State how many lines of the entries include the string "особо", please, leaving out everything but the number.

→ Extracted data entries
________
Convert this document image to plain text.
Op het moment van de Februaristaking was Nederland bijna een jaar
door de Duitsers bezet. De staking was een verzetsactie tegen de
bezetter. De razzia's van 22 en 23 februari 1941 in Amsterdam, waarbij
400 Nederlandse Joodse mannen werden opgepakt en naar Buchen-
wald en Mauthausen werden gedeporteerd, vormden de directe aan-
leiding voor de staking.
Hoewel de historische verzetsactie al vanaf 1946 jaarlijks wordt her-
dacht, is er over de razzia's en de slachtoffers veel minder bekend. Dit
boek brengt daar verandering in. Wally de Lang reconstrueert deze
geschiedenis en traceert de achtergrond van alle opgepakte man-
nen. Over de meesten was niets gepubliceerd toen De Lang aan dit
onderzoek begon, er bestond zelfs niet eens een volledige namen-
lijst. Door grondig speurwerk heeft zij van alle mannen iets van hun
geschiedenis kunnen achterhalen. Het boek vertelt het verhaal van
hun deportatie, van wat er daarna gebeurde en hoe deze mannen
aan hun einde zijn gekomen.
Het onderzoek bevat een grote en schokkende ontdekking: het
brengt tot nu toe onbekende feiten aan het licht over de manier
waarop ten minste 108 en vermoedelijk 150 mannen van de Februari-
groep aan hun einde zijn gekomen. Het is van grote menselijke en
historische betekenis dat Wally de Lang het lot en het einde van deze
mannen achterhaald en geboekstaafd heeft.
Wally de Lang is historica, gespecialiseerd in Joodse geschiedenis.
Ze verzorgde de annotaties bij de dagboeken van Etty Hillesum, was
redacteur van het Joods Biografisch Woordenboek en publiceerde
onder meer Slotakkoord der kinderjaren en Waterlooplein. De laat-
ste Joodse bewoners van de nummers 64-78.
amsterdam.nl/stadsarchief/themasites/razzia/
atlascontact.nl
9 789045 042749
________
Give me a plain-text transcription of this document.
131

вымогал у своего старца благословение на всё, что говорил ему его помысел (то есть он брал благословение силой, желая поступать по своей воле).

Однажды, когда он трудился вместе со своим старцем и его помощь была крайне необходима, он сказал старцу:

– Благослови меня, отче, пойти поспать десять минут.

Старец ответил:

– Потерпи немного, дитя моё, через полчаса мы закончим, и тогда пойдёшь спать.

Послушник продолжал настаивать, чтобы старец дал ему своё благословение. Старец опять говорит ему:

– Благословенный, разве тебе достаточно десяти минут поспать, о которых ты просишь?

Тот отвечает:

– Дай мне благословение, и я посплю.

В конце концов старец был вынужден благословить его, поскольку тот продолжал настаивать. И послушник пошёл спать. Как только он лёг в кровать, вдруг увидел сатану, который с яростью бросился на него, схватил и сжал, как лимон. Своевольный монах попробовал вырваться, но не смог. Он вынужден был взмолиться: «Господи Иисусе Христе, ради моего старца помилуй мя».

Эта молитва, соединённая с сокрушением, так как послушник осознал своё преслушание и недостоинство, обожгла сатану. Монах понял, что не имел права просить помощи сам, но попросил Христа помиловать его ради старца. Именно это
________
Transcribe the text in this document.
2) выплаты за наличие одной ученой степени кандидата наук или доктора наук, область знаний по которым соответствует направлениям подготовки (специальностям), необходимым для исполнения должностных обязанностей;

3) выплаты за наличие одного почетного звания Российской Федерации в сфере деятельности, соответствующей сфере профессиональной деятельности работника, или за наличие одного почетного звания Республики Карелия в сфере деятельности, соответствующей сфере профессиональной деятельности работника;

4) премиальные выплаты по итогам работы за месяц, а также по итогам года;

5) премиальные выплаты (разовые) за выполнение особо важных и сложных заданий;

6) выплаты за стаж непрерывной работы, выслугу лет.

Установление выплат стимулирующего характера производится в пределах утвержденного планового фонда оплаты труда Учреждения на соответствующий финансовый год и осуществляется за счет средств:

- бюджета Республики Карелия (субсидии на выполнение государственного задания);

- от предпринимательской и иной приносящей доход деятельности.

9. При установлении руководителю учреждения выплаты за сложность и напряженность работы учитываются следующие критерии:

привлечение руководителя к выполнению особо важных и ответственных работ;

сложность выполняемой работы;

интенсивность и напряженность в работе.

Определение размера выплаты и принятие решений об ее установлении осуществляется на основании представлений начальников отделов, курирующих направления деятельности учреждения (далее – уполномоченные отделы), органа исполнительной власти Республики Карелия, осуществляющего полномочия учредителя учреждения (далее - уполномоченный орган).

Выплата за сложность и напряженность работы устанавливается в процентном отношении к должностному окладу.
________
→ Solution to this task
2